Dataset listings of figures =>
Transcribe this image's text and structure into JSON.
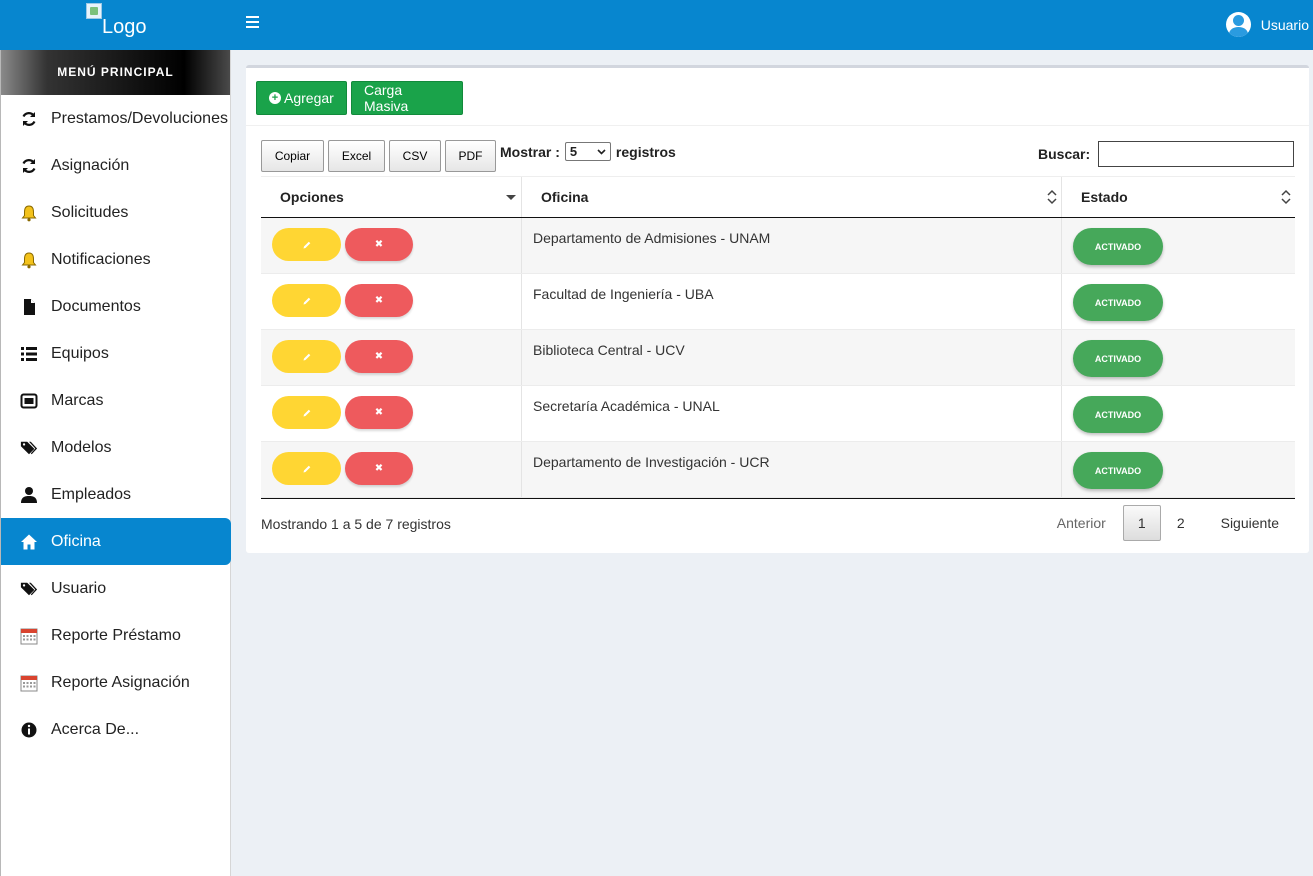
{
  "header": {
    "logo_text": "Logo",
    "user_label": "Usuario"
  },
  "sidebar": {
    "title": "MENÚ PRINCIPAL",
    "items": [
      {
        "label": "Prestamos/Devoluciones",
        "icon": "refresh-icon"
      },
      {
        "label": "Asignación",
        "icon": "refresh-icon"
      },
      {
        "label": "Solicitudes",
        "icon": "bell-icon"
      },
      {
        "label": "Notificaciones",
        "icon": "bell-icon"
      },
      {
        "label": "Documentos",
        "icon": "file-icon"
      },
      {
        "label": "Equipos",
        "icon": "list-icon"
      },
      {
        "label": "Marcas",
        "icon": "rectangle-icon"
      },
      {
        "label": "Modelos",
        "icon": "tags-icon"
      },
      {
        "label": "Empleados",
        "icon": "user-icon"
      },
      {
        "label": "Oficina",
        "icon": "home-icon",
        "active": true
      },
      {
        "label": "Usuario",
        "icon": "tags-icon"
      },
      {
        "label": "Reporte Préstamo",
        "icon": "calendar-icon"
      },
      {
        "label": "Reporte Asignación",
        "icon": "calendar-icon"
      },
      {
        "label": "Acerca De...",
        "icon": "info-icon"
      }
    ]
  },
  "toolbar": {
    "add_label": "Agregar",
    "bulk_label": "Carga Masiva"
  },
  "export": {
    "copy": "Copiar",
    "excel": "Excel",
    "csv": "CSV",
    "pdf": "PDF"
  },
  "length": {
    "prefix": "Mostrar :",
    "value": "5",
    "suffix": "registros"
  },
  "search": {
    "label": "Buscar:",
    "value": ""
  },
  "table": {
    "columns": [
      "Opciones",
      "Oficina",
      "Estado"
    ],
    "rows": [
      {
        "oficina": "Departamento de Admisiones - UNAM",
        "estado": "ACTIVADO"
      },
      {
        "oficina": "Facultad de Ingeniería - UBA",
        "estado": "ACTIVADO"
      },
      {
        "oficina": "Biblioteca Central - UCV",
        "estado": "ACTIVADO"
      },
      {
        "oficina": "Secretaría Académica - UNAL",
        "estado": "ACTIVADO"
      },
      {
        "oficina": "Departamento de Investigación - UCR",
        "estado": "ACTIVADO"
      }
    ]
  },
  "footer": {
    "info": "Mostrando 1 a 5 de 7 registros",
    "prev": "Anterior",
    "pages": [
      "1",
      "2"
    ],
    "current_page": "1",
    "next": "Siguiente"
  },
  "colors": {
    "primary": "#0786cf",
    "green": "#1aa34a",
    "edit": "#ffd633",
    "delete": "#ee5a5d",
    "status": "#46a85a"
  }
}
* * *
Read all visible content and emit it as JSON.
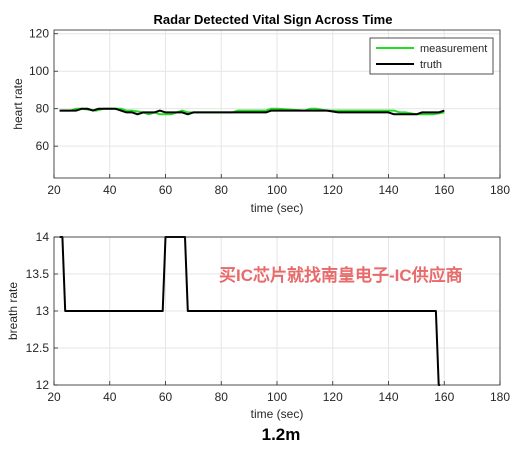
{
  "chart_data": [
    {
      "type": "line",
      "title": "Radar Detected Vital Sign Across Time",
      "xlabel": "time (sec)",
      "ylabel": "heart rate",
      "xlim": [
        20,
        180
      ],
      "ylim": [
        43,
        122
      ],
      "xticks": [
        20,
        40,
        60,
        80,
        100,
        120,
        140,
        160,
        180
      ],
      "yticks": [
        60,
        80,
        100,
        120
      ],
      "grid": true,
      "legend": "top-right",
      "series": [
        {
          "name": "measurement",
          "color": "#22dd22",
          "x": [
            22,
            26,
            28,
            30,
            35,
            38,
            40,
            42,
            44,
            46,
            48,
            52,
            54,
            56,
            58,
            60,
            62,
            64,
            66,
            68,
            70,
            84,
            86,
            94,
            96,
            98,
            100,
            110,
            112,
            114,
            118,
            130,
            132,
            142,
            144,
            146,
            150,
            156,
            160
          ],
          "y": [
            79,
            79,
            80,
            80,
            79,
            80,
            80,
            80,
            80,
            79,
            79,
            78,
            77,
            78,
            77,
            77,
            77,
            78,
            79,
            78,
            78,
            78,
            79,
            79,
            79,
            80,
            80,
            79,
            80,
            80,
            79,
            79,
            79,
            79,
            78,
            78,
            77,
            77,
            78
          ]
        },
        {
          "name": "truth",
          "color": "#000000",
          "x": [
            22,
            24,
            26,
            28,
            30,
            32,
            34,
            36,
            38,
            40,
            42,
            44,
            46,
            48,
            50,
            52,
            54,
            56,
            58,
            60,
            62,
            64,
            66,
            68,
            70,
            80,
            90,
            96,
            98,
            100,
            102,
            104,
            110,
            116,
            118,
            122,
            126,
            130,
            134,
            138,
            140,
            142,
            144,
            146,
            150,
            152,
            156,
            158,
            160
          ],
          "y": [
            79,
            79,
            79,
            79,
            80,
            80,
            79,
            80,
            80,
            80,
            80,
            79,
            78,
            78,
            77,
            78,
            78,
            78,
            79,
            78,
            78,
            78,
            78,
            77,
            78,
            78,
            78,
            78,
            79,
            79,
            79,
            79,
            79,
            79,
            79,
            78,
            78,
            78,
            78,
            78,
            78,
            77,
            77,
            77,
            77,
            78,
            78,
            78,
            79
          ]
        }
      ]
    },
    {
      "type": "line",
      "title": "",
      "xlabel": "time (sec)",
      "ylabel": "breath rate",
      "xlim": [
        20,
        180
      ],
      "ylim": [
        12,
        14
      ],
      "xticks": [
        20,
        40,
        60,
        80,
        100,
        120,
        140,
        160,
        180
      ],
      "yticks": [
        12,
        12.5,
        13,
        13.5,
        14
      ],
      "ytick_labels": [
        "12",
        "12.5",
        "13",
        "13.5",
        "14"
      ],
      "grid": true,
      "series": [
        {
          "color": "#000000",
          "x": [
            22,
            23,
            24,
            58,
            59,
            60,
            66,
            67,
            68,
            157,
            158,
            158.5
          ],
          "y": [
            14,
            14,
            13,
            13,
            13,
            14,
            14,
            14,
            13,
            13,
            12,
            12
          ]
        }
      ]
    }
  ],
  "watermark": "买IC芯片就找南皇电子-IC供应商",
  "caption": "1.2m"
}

Task brief =>
Check each line above for the string "Reporte", then copy the ones that have it.

Correct output =>
        "label": "Reporte Préstamo",
        "label": "Reporte Asignación",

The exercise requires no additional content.